Locate every line that holds the string "think" and copy it.
##########
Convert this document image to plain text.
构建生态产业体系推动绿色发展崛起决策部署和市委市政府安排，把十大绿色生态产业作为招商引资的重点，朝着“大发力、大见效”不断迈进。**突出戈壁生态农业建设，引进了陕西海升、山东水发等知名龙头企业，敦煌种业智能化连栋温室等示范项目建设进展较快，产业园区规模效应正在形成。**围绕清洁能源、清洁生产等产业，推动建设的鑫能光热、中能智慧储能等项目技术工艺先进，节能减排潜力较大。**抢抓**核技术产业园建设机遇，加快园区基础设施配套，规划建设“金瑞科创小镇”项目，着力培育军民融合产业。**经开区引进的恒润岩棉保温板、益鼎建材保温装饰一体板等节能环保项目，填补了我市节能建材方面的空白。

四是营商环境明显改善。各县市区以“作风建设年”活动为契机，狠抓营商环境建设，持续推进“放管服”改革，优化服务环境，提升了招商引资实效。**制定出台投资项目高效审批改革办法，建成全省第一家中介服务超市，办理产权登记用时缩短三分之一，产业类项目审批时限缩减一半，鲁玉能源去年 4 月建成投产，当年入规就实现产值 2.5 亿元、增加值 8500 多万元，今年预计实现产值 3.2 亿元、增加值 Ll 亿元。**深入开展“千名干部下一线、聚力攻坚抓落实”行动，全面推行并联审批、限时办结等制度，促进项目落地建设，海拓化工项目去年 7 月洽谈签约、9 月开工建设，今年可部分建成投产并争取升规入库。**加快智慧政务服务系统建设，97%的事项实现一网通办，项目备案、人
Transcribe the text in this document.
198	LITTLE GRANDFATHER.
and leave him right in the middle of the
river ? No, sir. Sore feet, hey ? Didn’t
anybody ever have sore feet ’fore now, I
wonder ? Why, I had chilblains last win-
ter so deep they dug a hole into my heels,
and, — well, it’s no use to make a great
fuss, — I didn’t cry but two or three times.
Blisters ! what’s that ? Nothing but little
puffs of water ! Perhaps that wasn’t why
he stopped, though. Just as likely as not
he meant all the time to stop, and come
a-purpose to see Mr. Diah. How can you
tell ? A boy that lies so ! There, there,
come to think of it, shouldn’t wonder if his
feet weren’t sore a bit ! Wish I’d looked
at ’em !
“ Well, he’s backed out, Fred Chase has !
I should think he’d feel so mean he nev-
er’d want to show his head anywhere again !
##########
Solution to this exercise ▸
come to think of it, shouldn’t wonder if his
I should think he’d feel so mean he nev-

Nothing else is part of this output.